Exercise data start
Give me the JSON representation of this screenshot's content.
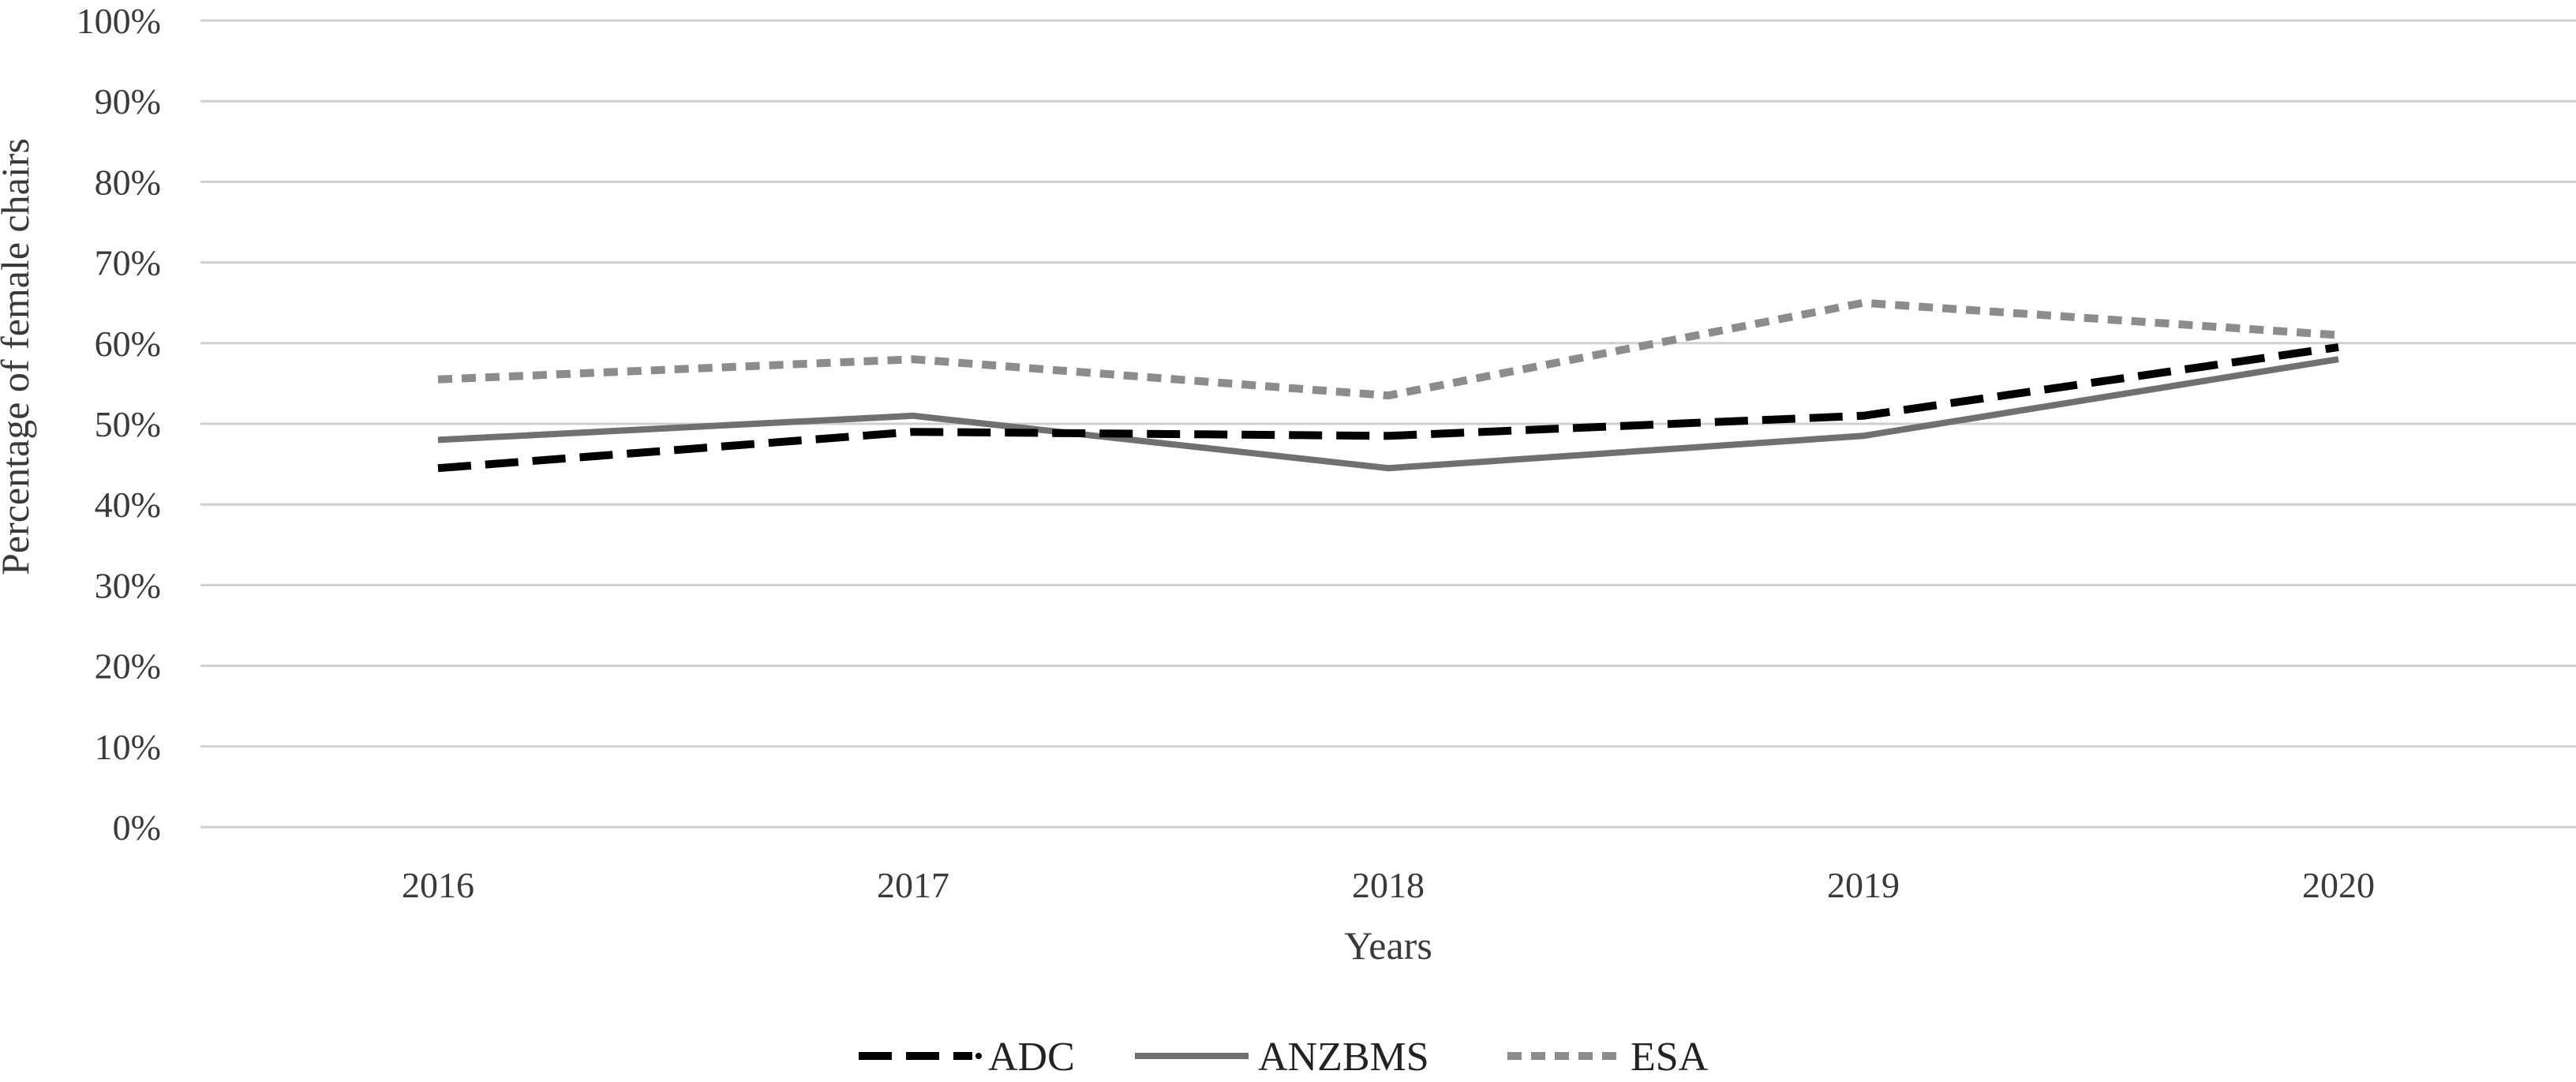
{
  "chart_data": {
    "type": "line",
    "title": "",
    "xlabel": "Years",
    "ylabel": "Percentage of female chairs",
    "x": [
      "2016",
      "2017",
      "2018",
      "2019",
      "2020"
    ],
    "ylim": [
      0,
      100
    ],
    "y_ticks": [
      "0%",
      "10%",
      "20%",
      "30%",
      "40%",
      "50%",
      "60%",
      "70%",
      "80%",
      "90%",
      "100%"
    ],
    "grid": "horizontal",
    "legend_position": "bottom",
    "series": [
      {
        "name": "ADC",
        "legend_label": "ADC",
        "values": [
          44.5,
          49,
          48.5,
          51,
          59.5
        ],
        "color": "#000000",
        "style": "long-dash"
      },
      {
        "name": "ANZBMS",
        "legend_label": "ANZBMS",
        "values": [
          48,
          51,
          44.5,
          48.5,
          58
        ],
        "color": "#707070",
        "style": "solid"
      },
      {
        "name": "ESA",
        "legend_label": "ESA",
        "values": [
          55.5,
          58,
          53.5,
          65,
          61
        ],
        "color": "#8c8c8c",
        "style": "short-dash"
      }
    ]
  }
}
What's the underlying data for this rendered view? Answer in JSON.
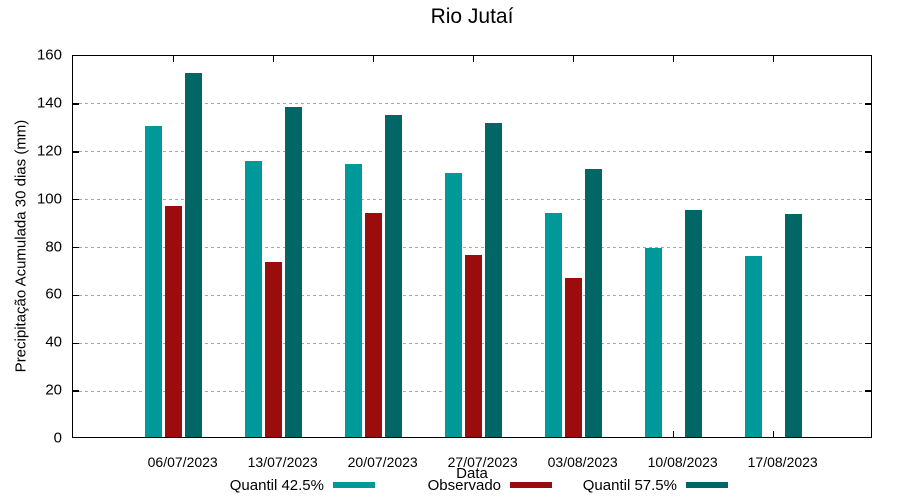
{
  "chart_data": {
    "type": "bar",
    "title": "Rio Jutaí",
    "xlabel": "Data",
    "ylabel": "Precipitação Acumulada 30 dias (mm)",
    "ylim": [
      0,
      160
    ],
    "ytick_step": 20,
    "grid": true,
    "legend_position": "bottom",
    "categories": [
      "06/07/2023",
      "13/07/2023",
      "20/07/2023",
      "27/07/2023",
      "03/08/2023",
      "10/08/2023",
      "17/08/2023"
    ],
    "series": [
      {
        "name": "Quantil 42.5%",
        "color": "#009999",
        "values": [
          130,
          115.5,
          114,
          110.5,
          93.5,
          79,
          75.5
        ]
      },
      {
        "name": "Observado",
        "color": "#9B0D0D",
        "values": [
          96.5,
          73,
          93.5,
          76,
          66.5,
          null,
          null
        ]
      },
      {
        "name": "Quantil 57.5%",
        "color": "#006666",
        "values": [
          152,
          138,
          134.5,
          131,
          112,
          95,
          93
        ]
      }
    ]
  },
  "colors": {
    "axis": "#000000",
    "grid": "#A8A8A8",
    "background": "#FFFFFF"
  }
}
Exercise data end
Given task :: Copy the records above exactly, omitting every picture.

Answer to the task ::
Give me the JSON representation of this screenshot's content.
{
  "chart_data": {
    "type": "line",
    "title": "",
    "xlabel": "Years",
    "ylabel": "Percentage of female chairs",
    "x": [
      "2016",
      "2017",
      "2018",
      "2019",
      "2020"
    ],
    "ylim": [
      0,
      100
    ],
    "y_ticks": [
      "0%",
      "10%",
      "20%",
      "30%",
      "40%",
      "50%",
      "60%",
      "70%",
      "80%",
      "90%",
      "100%"
    ],
    "grid": "horizontal",
    "legend_position": "bottom",
    "series": [
      {
        "name": "ADC",
        "legend_label": "ADC",
        "values": [
          44.5,
          49,
          48.5,
          51,
          59.5
        ],
        "color": "#000000",
        "style": "long-dash"
      },
      {
        "name": "ANZBMS",
        "legend_label": "ANZBMS",
        "values": [
          48,
          51,
          44.5,
          48.5,
          58
        ],
        "color": "#707070",
        "style": "solid"
      },
      {
        "name": "ESA",
        "legend_label": "ESA",
        "values": [
          55.5,
          58,
          53.5,
          65,
          61
        ],
        "color": "#8c8c8c",
        "style": "short-dash"
      }
    ]
  }
}
What's the underlying data for this rendered view? Answer in JSON.
{
  "chart_data": {
    "type": "bar",
    "title": "Rio Jutaí",
    "xlabel": "Data",
    "ylabel": "Precipitação Acumulada 30 dias (mm)",
    "ylim": [
      0,
      160
    ],
    "ytick_step": 20,
    "grid": true,
    "legend_position": "bottom",
    "categories": [
      "06/07/2023",
      "13/07/2023",
      "20/07/2023",
      "27/07/2023",
      "03/08/2023",
      "10/08/2023",
      "17/08/2023"
    ],
    "series": [
      {
        "name": "Quantil 42.5%",
        "color": "#009999",
        "values": [
          130,
          115.5,
          114,
          110.5,
          93.5,
          79,
          75.5
        ]
      },
      {
        "name": "Observado",
        "color": "#9B0D0D",
        "values": [
          96.5,
          73,
          93.5,
          76,
          66.5,
          null,
          null
        ]
      },
      {
        "name": "Quantil 57.5%",
        "color": "#006666",
        "values": [
          152,
          138,
          134.5,
          131,
          112,
          95,
          93
        ]
      }
    ]
  },
  "colors": {
    "axis": "#000000",
    "grid": "#A8A8A8",
    "background": "#FFFFFF"
  }
}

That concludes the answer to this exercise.